## Brief:
Everything in the listing should be restated word for word.

## Part of a data file:
[start]
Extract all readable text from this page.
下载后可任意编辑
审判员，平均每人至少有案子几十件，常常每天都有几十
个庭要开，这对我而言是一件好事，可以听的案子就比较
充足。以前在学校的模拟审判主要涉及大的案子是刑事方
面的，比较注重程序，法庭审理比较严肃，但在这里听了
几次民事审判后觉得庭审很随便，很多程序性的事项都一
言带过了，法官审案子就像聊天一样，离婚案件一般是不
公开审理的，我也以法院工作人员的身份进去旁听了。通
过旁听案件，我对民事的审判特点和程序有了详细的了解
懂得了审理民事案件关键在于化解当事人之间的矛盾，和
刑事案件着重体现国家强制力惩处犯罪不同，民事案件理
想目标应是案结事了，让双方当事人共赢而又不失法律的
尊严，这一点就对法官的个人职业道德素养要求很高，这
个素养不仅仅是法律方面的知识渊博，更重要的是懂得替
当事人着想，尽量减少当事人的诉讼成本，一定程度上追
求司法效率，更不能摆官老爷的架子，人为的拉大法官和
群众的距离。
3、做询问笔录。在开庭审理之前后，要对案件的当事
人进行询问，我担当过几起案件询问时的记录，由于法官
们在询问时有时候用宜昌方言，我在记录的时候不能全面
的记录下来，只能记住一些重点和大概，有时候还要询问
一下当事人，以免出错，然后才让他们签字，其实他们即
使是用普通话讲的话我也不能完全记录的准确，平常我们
[end]
## The reply:
Extract all readable text from this page.
下载后可任意编辑
审判员，平均每人至少有案子几十件，常常每天都有几十
个庭要开，这对我而言是一件好事，可以听的案子就比较
充足。以前在学校的模拟审判主要涉及大的案子是刑事方
面的，比较注重程序，法庭审理比较严肃，但在这里听了
几次民事审判后觉得庭审很随便，很多程序性的事项都一
言带过了，法官审案子就像聊天一样，离婚案件一般是不
公开审理的，我也以法院工作人员的身份进去旁听了。通
过旁听案件，我对民事的审判特点和程序有了详细的了解
懂得了审理民事案件关键在于化解当事人之间的矛盾，和
刑事案件着重体现国家强制力惩处犯罪不同，民事案件理
想目标应是案结事了，让双方当事人共赢而又不失法律的
尊严，这一点就对法官的个人职业道德素养要求很高，这
个素养不仅仅是法律方面的知识渊博，更重要的是懂得替
当事人着想，尽量减少当事人的诉讼成本，一定程度上追
求司法效率，更不能摆官老爷的架子，人为的拉大法官和
群众的距离。
3、做询问笔录。在开庭审理之前后，要对案件的当事
人进行询问，我担当过几起案件询问时的记录，由于法官
们在询问时有时候用宜昌方言，我在记录的时候不能全面
的记录下来，只能记住一些重点和大概，有时候还要询问
一下当事人，以免出错，然后才让他们签字，其实他们即
使是用普通话讲的话我也不能完全记录的准确，平常我们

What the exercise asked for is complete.